• [Exercise task]: Render the material from the line that contains "day-cell — [103, 217, 129, 244]" through the line that contains "day-cell — [131, 217, 157, 244]", both included, as a numbered list, leaving out any blank lines.
◆ ◆ ◆
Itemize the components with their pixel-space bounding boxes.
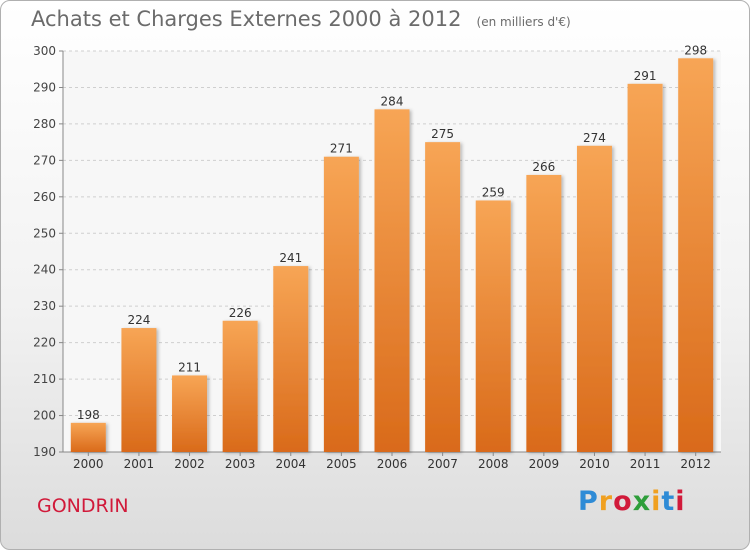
y-tick-label: 260 — [33, 190, 56, 204]
bar — [121, 328, 157, 452]
commune-name: GONDRIN — [37, 495, 129, 517]
bar-value-label: 259 — [482, 185, 505, 199]
y-tick-label: 220 — [33, 336, 56, 350]
x-tick-label: 2004 — [275, 457, 306, 471]
y-tick-label: 280 — [33, 117, 56, 131]
y-tick-label: 290 — [33, 80, 56, 94]
logo-letter: i — [651, 486, 662, 517]
x-tick-label: 2008 — [478, 457, 509, 471]
logo-letter: i — [675, 486, 686, 517]
y-tick-label: 200 — [33, 409, 56, 423]
bar-value-label: 271 — [330, 142, 353, 156]
logo-letter: x — [632, 486, 652, 517]
x-tick-label: 2006 — [377, 457, 408, 471]
bar — [627, 83, 663, 453]
x-tick-label: 2007 — [427, 457, 458, 471]
x-tick-label: 2001 — [124, 457, 155, 471]
bar-value-label: 211 — [178, 360, 201, 374]
y-tick-label: 190 — [33, 445, 56, 459]
bar — [678, 58, 714, 453]
bar — [70, 422, 106, 452]
bar — [526, 174, 562, 453]
bar-value-label: 291 — [634, 69, 657, 83]
y-tick-label: 270 — [33, 153, 56, 167]
logo-letter: P — [578, 486, 599, 517]
bar-value-label: 198 — [77, 408, 100, 422]
logo-letter: o — [613, 486, 633, 517]
x-tick-label: 2002 — [174, 457, 205, 471]
chart-title-block: Achats et Charges Externes 2000 à 2012 (… — [31, 7, 571, 31]
bar-value-label: 274 — [583, 131, 606, 145]
x-tick-label: 2003 — [225, 457, 256, 471]
proxiti-logo: Proxiti — [578, 486, 686, 517]
y-tick-label: 230 — [33, 299, 56, 313]
x-tick-label: 2011 — [630, 457, 661, 471]
logo-letter: t — [661, 486, 676, 517]
bar — [374, 109, 410, 452]
x-tick-label: 2012 — [680, 457, 711, 471]
logo-letter: r — [598, 486, 614, 517]
bar — [222, 320, 258, 452]
bar-value-label: 224 — [127, 313, 150, 327]
y-tick-label: 250 — [33, 226, 56, 240]
bar — [475, 200, 511, 452]
y-tick-label: 240 — [33, 263, 56, 277]
bar-value-label: 241 — [279, 251, 302, 265]
y-tick-label: 210 — [33, 372, 56, 386]
chart-unit-note: (en milliers d'€) — [476, 15, 571, 29]
bar-value-label: 226 — [229, 306, 252, 320]
bar — [425, 142, 461, 453]
chart-title: Achats et Charges Externes 2000 à 2012 — [31, 7, 462, 31]
x-tick-label: 2000 — [73, 457, 104, 471]
bar — [172, 375, 208, 452]
bar-value-label: 266 — [532, 160, 555, 174]
x-tick-label: 2009 — [529, 457, 560, 471]
bar-value-label: 284 — [381, 94, 404, 108]
bar — [323, 156, 359, 452]
bar-value-label: 275 — [431, 127, 454, 141]
x-tick-label: 2005 — [326, 457, 357, 471]
y-tick-label: 300 — [33, 44, 56, 58]
bar — [273, 266, 309, 452]
bar-value-label: 298 — [684, 43, 707, 57]
x-tick-label: 2010 — [579, 457, 610, 471]
bar — [576, 145, 612, 453]
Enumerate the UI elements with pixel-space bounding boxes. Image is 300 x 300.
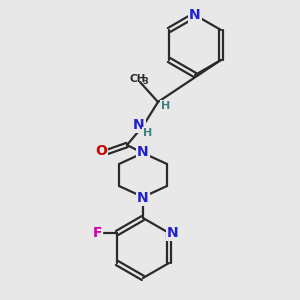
Text: N: N bbox=[137, 191, 149, 205]
Text: N: N bbox=[137, 145, 149, 159]
Text: H: H bbox=[143, 128, 153, 138]
Text: F: F bbox=[92, 226, 102, 240]
Text: F: F bbox=[92, 226, 102, 240]
Text: N: N bbox=[167, 226, 179, 240]
Text: CH: CH bbox=[130, 74, 146, 84]
Text: N: N bbox=[189, 8, 201, 22]
Text: H: H bbox=[143, 128, 153, 138]
Text: N: N bbox=[167, 226, 179, 240]
Text: O: O bbox=[95, 144, 107, 158]
Text: N: N bbox=[137, 145, 149, 159]
Text: H: H bbox=[161, 101, 171, 111]
Text: 3: 3 bbox=[142, 76, 148, 85]
Text: O: O bbox=[95, 144, 107, 158]
Text: H: H bbox=[161, 101, 171, 111]
Text: N: N bbox=[189, 8, 201, 22]
Text: N: N bbox=[137, 191, 149, 205]
Text: N: N bbox=[133, 118, 145, 132]
Text: N: N bbox=[133, 118, 145, 132]
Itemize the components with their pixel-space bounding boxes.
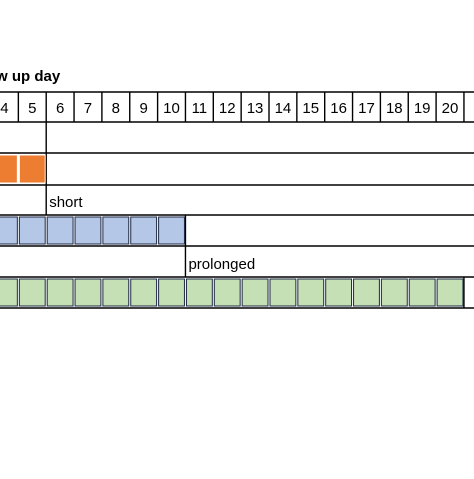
day-cell — [103, 217, 129, 244]
day-cell — [47, 279, 73, 306]
day-label: 16 — [330, 100, 347, 117]
day-cell — [242, 279, 268, 306]
day-cell — [159, 279, 185, 306]
day-cell — [47, 217, 73, 244]
schedule-rows: short prolonged — [0, 155, 463, 306]
day-cell — [19, 279, 45, 306]
day-cell — [0, 155, 17, 183]
axis-title: w up day — [0, 68, 61, 85]
day-label: 8 — [112, 100, 120, 117]
day-label: 19 — [414, 100, 431, 117]
day-label: 15 — [302, 100, 319, 117]
day-label: 9 — [140, 100, 148, 117]
day-cell — [0, 217, 17, 244]
day-cell — [186, 279, 212, 306]
day-cell — [214, 279, 240, 306]
day-label: 13 — [247, 100, 264, 117]
day-label: 12 — [219, 100, 236, 117]
row-label: short — [49, 194, 83, 211]
day-cell — [159, 217, 185, 244]
day-cell — [131, 217, 157, 244]
day-label: 6 — [56, 100, 64, 117]
day-header-row: 45678910111213141516171819202 — [0, 100, 474, 117]
day-cell — [409, 279, 435, 306]
day-cell — [437, 279, 463, 306]
day-cell — [0, 279, 17, 306]
day-cell — [298, 279, 324, 306]
day-cell — [131, 279, 157, 306]
day-label: 7 — [84, 100, 92, 117]
day-label: 14 — [275, 100, 292, 117]
row-label: prolonged — [188, 256, 255, 273]
day-cell — [270, 279, 296, 306]
day-cell — [381, 279, 407, 306]
day-label: 10 — [163, 100, 180, 117]
day-cell — [354, 279, 380, 306]
day-cell — [19, 155, 45, 183]
day-cell — [75, 279, 101, 306]
day-cell — [19, 217, 45, 244]
day-cell — [326, 279, 352, 306]
day-label: 20 — [442, 100, 459, 117]
day-label: 17 — [358, 100, 375, 117]
day-cell — [75, 217, 101, 244]
day-label: 18 — [386, 100, 403, 117]
day-label: 11 — [192, 100, 208, 117]
day-cell — [103, 279, 129, 306]
day-label: 4 — [0, 100, 8, 117]
day-label: 5 — [28, 100, 36, 117]
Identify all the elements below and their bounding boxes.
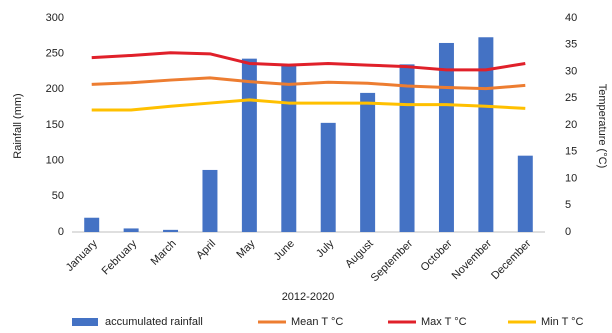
y2-tick-label: 15 [565,146,577,158]
y-tick-label: 50 [52,190,64,202]
x-tick-label: December [489,237,534,282]
line [91,76,526,91]
x-tick-label: March [149,238,179,268]
bar [84,217,100,232]
bar [281,64,297,232]
y-axis-label: Rainfall (mm) [12,93,24,158]
line [91,51,526,72]
y2-tick-label: 40 [565,12,577,24]
x-tick-label: October [418,237,454,273]
bar [202,169,218,232]
line [91,98,526,112]
x-tick-label: August [343,238,376,271]
x-tick-label: July [314,237,337,260]
y-tick-label: 300 [46,12,64,24]
x-tick-label: June [272,238,297,263]
y-tick-label: 150 [46,119,64,131]
legend-label: accumulated rainfall [105,316,203,328]
x-tick-label: September [369,237,416,284]
y2-axis-label: Temperature (°C) [596,84,608,168]
bar [360,92,376,233]
x-tick-label: February [100,237,140,277]
bar [123,228,139,232]
y2-tick-label: 20 [565,119,577,131]
y-tick-label: 100 [46,155,64,167]
bar [478,37,494,233]
bar [399,64,415,232]
y2-tick-label: 0 [565,226,571,238]
x-tick-label: May [234,237,258,261]
y2-tick-label: 5 [565,199,571,211]
y-tick-label: 250 [46,48,64,60]
x-tick-label: November [450,237,495,282]
x-tick-label: January [64,237,101,274]
legend-label: Max T °C [421,316,467,328]
y2-tick-label: 25 [565,92,577,104]
y-tick-label: 200 [46,83,64,95]
y2-tick-label: 35 [565,39,577,51]
y2-tick-label: 30 [565,65,577,77]
legend-swatch [72,318,98,326]
x-axis-label: 2012-2020 [282,291,335,303]
y2-tick-label: 10 [565,172,577,184]
bar [517,155,533,232]
x-tick-label: April [194,238,218,262]
legend-label: Min T °C [541,316,584,328]
bar [438,42,454,232]
legend-label: Mean T °C [291,316,343,328]
bar [163,229,179,232]
bar [320,122,336,232]
bar [241,58,257,232]
y-tick-label: 0 [58,226,64,238]
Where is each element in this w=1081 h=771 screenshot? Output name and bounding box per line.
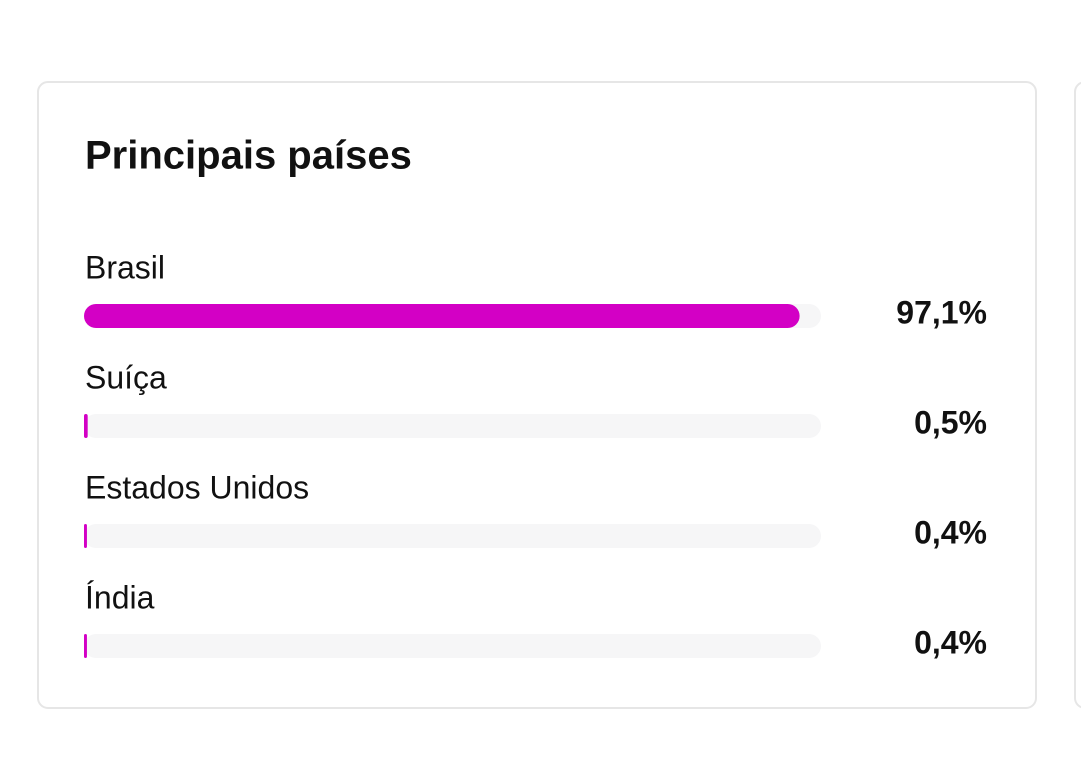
value-label: 0,4% — [914, 624, 987, 660]
chart-title: Principais países — [85, 134, 412, 178]
bar — [84, 304, 800, 328]
bar — [84, 414, 88, 438]
bar-track — [84, 524, 821, 548]
value-label: 97,1% — [896, 294, 987, 330]
value-label: 0,5% — [914, 404, 987, 440]
bar-track — [84, 414, 821, 438]
value-label: 0,4% — [914, 514, 987, 550]
card — [37, 81, 1037, 709]
category-label: Suíça — [85, 359, 167, 395]
bar-track — [84, 634, 821, 658]
next-card — [1074, 81, 1081, 709]
category-label: Brasil — [85, 249, 165, 285]
bar — [84, 524, 87, 548]
category-label: Estados Unidos — [85, 469, 309, 505]
category-label: Índia — [85, 579, 155, 615]
bar — [84, 634, 87, 658]
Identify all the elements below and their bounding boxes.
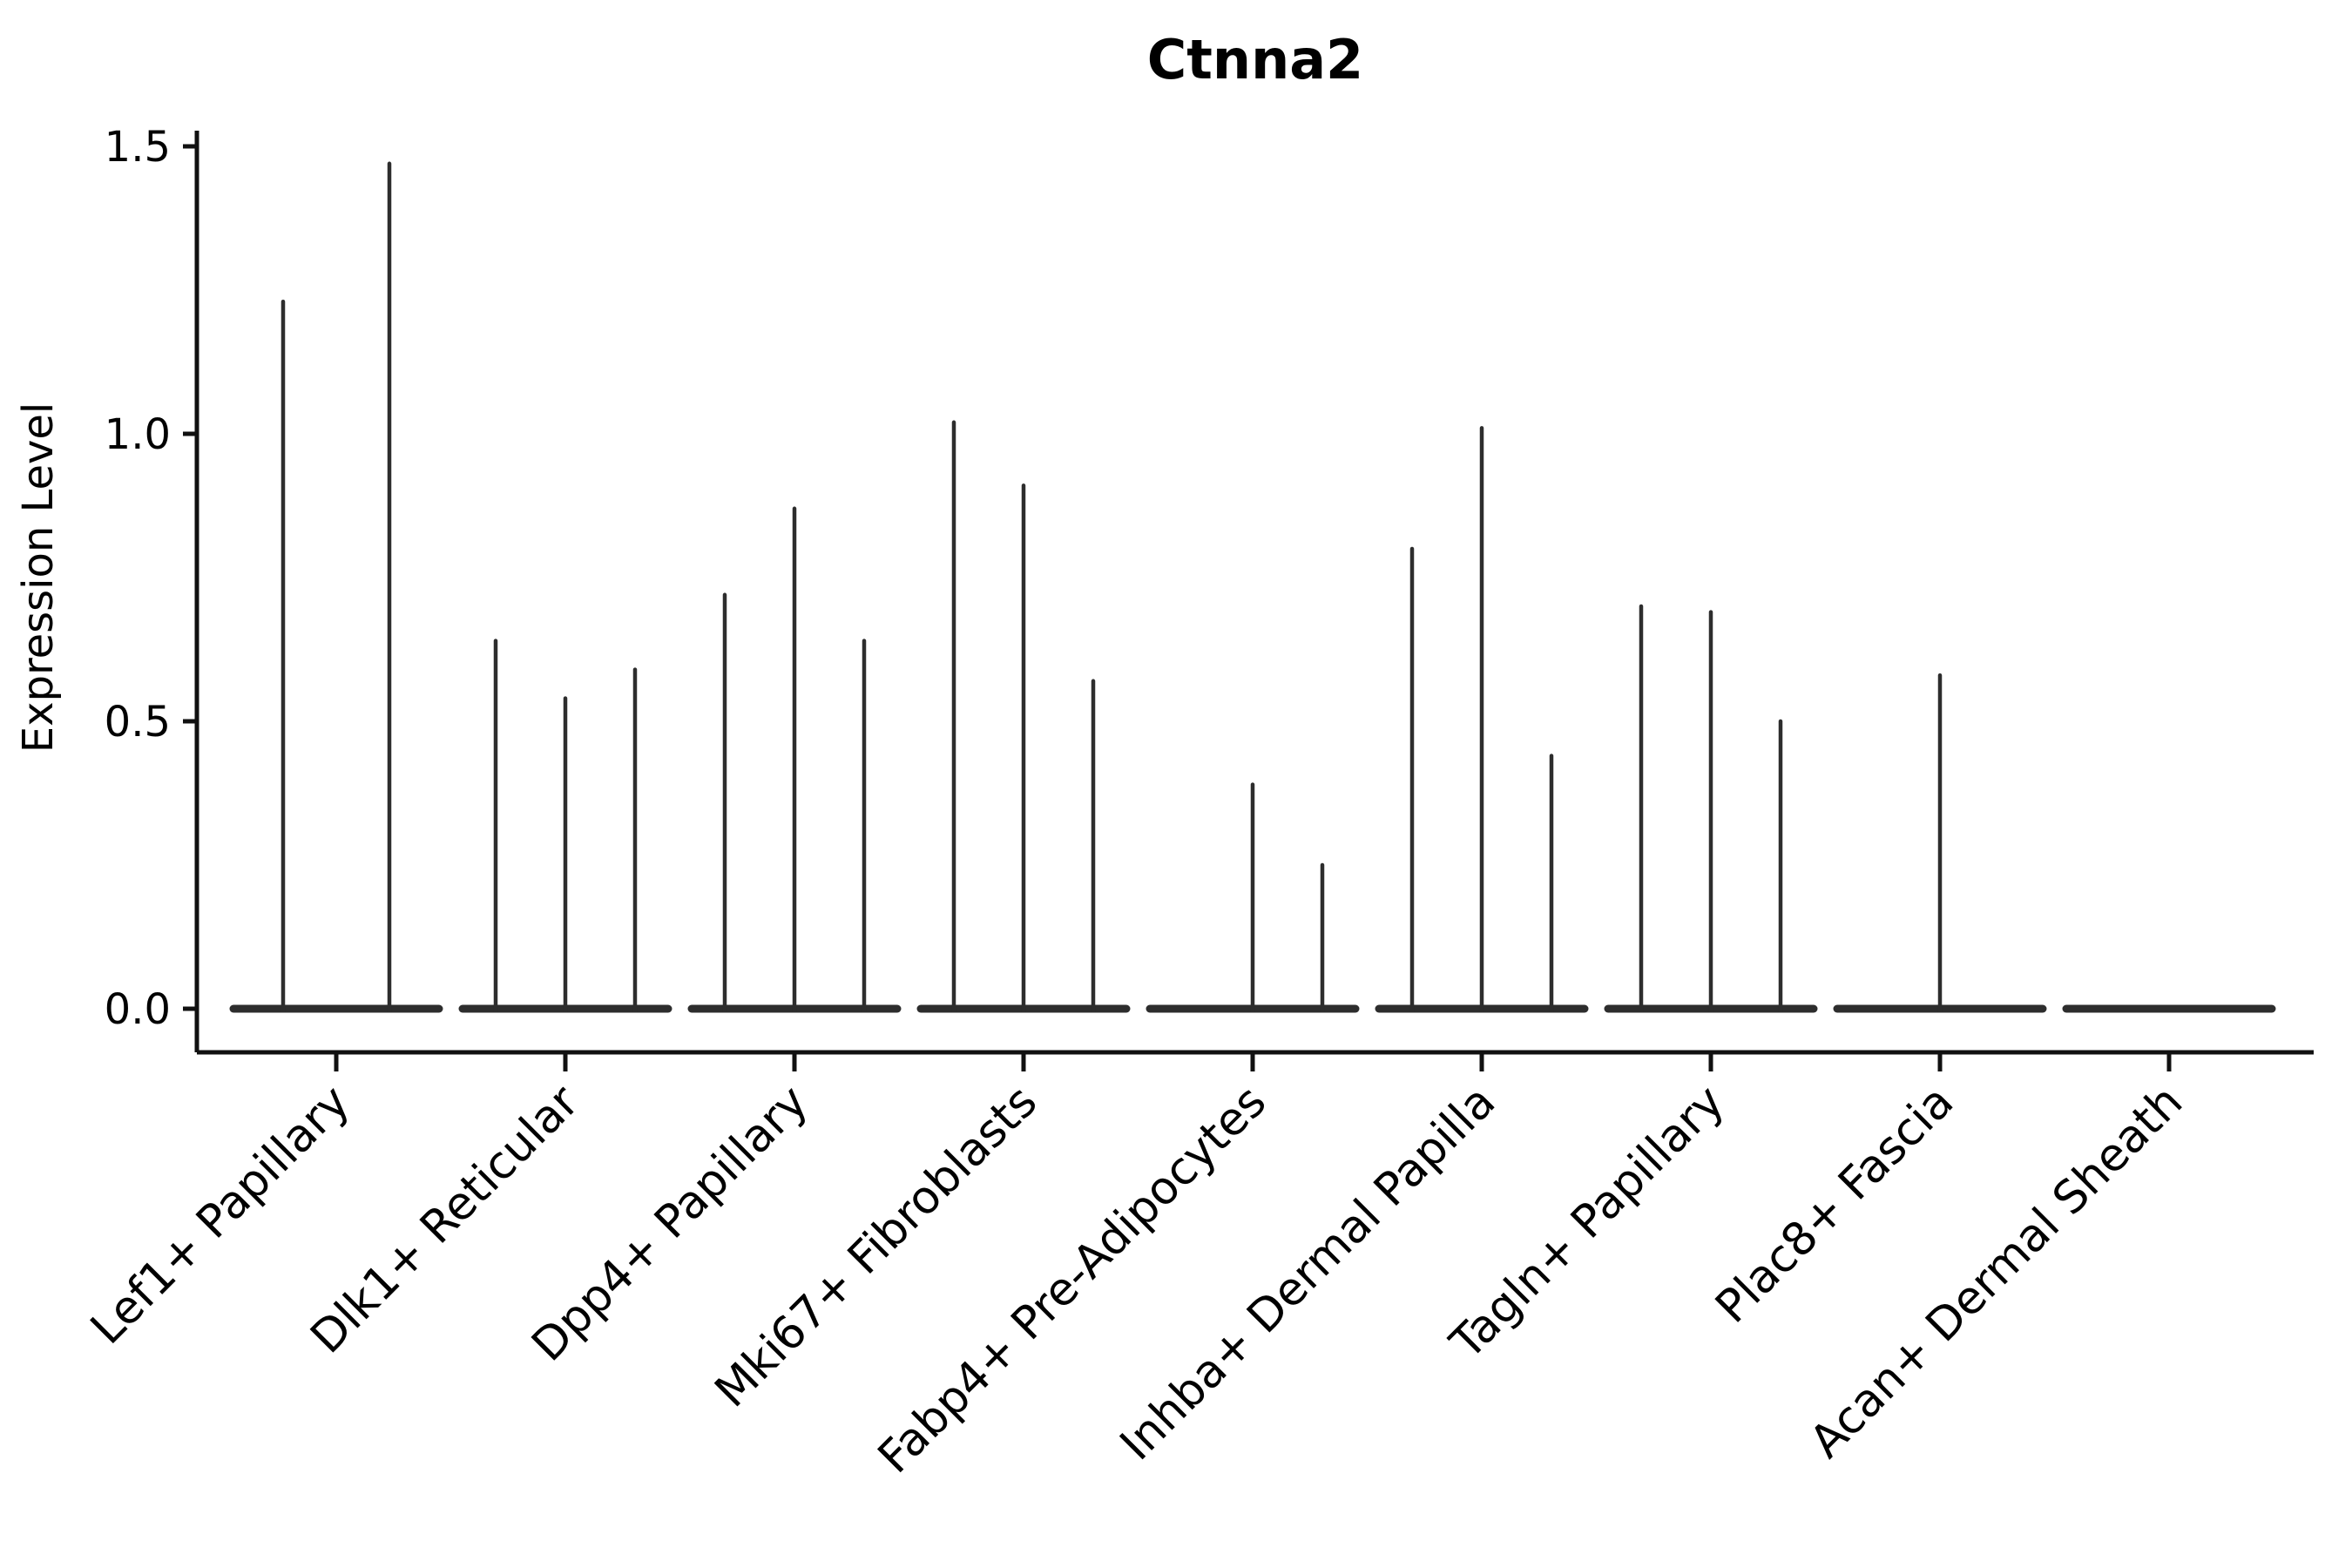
x-tick-label: Inhba+ Dermal Papilla	[1111, 1076, 1505, 1470]
violin-group	[916, 420, 1131, 1013]
y-axis: 0.0 0.5 1.0 1.5	[105, 123, 197, 1034]
chart-title: Ctnna2	[1147, 28, 1363, 91]
y-tick-label: 1.5	[105, 123, 171, 172]
violin-group	[687, 506, 902, 1013]
violin-group	[229, 161, 443, 1013]
violins-layer	[229, 161, 2276, 1013]
violin-group	[1146, 782, 1360, 1013]
x-tick-label: Fabp4+ Pre-Adipocytes	[868, 1076, 1276, 1484]
y-tick-label: 1.0	[105, 410, 171, 459]
x-tick-label: Acan+ Dermal Sheath	[1801, 1076, 2193, 1469]
violin-group	[1833, 672, 2047, 1013]
axes-spines	[194, 131, 2314, 1055]
violin-group	[1375, 426, 1589, 1013]
x-tick-label: Plac8+ Fascia	[1706, 1076, 1963, 1334]
violin-group	[458, 639, 672, 1013]
y-tick-label: 0.5	[105, 698, 171, 747]
violin-group	[1604, 604, 1818, 1013]
y-axis-label: Expression Level	[14, 402, 63, 754]
y-tick-label: 0.0	[105, 985, 171, 1034]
◆ ◆ ◆
• [Task solution]:
1. day-cell — [103, 217, 129, 244]
2. day-cell — [47, 279, 73, 306]
3. day-label: 16 — [330, 100, 347, 117]
4. day-cell — [242, 279, 268, 306]
5. day-cell — [159, 279, 185, 306]
6. day-cell — [47, 217, 73, 244]
7. schedule-rows: short prolonged — [0, 155, 463, 306]
8. day-cell — [19, 279, 45, 306]
9. day-cell — [0, 155, 17, 183]
10. axis-title: w up day — [0, 68, 61, 85]
11. day-label: 8 — [112, 100, 120, 117]
12. day-label: 19 — [414, 100, 431, 117]
13. day-label: 15 — [302, 100, 319, 117]
14. day-label: 9 — [140, 100, 148, 117]
15. day-cell — [0, 217, 17, 244]
16. day-cell — [186, 279, 212, 306]
17. day-cell — [214, 279, 240, 306]
18. day-label: 13 — [247, 100, 264, 117]
19. day-label: 12 — [219, 100, 236, 117]
20. row-label: short — [49, 194, 83, 211]
21. day-cell — [159, 217, 185, 244]
22. day-cell — [131, 217, 157, 244]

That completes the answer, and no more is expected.